# Task to carry out:
No images are to be carried over; print all other material exactly as it stands.

Data records:
..........

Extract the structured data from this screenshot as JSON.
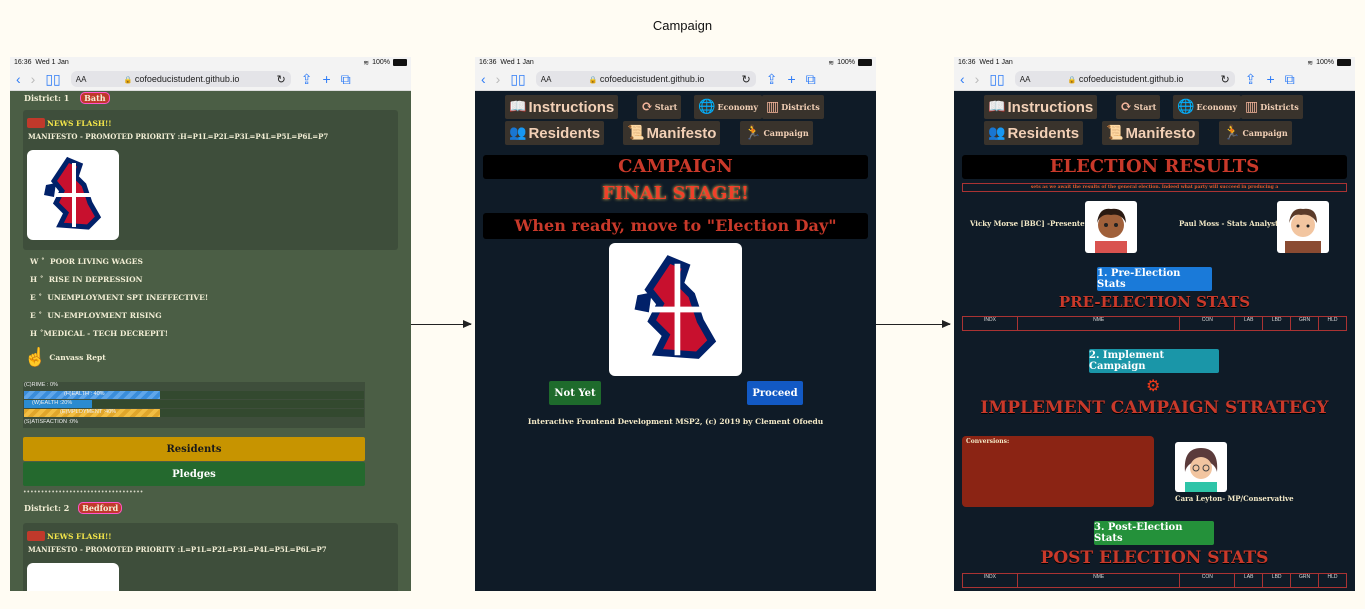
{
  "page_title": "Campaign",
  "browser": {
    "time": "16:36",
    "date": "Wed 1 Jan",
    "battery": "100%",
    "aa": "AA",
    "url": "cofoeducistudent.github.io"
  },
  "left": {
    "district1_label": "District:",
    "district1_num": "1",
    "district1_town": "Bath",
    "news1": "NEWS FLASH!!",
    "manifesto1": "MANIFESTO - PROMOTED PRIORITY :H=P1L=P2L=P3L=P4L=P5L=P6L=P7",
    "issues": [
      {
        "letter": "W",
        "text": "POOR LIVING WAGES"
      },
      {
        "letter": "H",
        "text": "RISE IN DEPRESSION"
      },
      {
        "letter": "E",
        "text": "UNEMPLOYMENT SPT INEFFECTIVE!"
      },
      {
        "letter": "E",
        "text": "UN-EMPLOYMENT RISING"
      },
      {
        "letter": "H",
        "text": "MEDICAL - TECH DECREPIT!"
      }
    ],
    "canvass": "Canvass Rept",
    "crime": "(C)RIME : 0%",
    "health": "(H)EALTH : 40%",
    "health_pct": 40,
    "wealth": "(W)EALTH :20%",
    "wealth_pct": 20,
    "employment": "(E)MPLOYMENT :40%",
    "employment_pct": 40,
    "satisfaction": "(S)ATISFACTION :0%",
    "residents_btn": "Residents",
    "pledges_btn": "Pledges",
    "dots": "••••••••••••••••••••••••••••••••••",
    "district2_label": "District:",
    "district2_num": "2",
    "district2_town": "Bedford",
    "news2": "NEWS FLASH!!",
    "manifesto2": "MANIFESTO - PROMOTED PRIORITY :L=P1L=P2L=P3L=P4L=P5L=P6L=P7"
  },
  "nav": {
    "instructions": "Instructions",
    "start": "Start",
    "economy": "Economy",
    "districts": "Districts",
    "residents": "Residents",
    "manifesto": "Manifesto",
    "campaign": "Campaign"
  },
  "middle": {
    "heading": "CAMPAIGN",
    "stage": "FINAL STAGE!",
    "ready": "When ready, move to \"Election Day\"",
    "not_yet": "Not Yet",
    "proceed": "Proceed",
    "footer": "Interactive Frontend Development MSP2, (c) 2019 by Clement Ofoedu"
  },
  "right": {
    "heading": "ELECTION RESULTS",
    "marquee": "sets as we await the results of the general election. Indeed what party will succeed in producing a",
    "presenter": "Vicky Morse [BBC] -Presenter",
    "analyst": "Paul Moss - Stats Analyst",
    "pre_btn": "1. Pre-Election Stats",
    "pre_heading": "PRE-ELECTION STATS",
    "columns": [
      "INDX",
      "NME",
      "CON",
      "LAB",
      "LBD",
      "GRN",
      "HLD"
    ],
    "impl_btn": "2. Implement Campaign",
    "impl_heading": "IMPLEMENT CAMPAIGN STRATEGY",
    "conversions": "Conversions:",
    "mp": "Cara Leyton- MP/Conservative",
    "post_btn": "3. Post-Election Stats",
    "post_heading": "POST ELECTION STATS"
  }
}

..........

# Exercise answer:
Extract the structured data from this screenshot as JSON.
{
  "page_title": "Campaign",
  "browser": {
    "time": "16:36",
    "date": "Wed 1 Jan",
    "battery": "100%",
    "aa": "AA",
    "url": "cofoeducistudent.github.io"
  },
  "left": {
    "district1_label": "District:",
    "district1_num": "1",
    "district1_town": "Bath",
    "news1": "NEWS FLASH!!",
    "manifesto1": "MANIFESTO - PROMOTED PRIORITY :H=P1L=P2L=P3L=P4L=P5L=P6L=P7",
    "issues": [
      {
        "letter": "W",
        "text": "POOR LIVING WAGES"
      },
      {
        "letter": "H",
        "text": "RISE IN DEPRESSION"
      },
      {
        "letter": "E",
        "text": "UNEMPLOYMENT SPT INEFFECTIVE!"
      },
      {
        "letter": "E",
        "text": "UN-EMPLOYMENT RISING"
      },
      {
        "letter": "H",
        "text": "MEDICAL - TECH DECREPIT!"
      }
    ],
    "canvass": "Canvass Rept",
    "crime": "(C)RIME : 0%",
    "health": "(H)EALTH : 40%",
    "health_pct": 40,
    "wealth": "(W)EALTH :20%",
    "wealth_pct": 20,
    "employment": "(E)MPLOYMENT :40%",
    "employment_pct": 40,
    "satisfaction": "(S)ATISFACTION :0%",
    "residents_btn": "Residents",
    "pledges_btn": "Pledges",
    "dots": "••••••••••••••••••••••••••••••••••",
    "district2_label": "District:",
    "district2_num": "2",
    "district2_town": "Bedford",
    "news2": "NEWS FLASH!!",
    "manifesto2": "MANIFESTO - PROMOTED PRIORITY :L=P1L=P2L=P3L=P4L=P5L=P6L=P7"
  },
  "nav": {
    "instructions": "Instructions",
    "start": "Start",
    "economy": "Economy",
    "districts": "Districts",
    "residents": "Residents",
    "manifesto": "Manifesto",
    "campaign": "Campaign"
  },
  "middle": {
    "heading": "CAMPAIGN",
    "stage": "FINAL STAGE!",
    "ready": "When ready, move to \"Election Day\"",
    "not_yet": "Not Yet",
    "proceed": "Proceed",
    "footer": "Interactive Frontend Development MSP2, (c) 2019 by Clement Ofoedu"
  },
  "right": {
    "heading": "ELECTION RESULTS",
    "marquee": "sets as we await the results of the general election. Indeed what party will succeed in producing a",
    "presenter": "Vicky Morse [BBC] -Presenter",
    "analyst": "Paul Moss - Stats Analyst",
    "pre_btn": "1. Pre-Election Stats",
    "pre_heading": "PRE-ELECTION STATS",
    "columns": [
      "INDX",
      "NME",
      "CON",
      "LAB",
      "LBD",
      "GRN",
      "HLD"
    ],
    "impl_btn": "2. Implement Campaign",
    "impl_heading": "IMPLEMENT CAMPAIGN STRATEGY",
    "conversions": "Conversions:",
    "mp": "Cara Leyton- MP/Conservative",
    "post_btn": "3. Post-Election Stats",
    "post_heading": "POST ELECTION STATS"
  }
}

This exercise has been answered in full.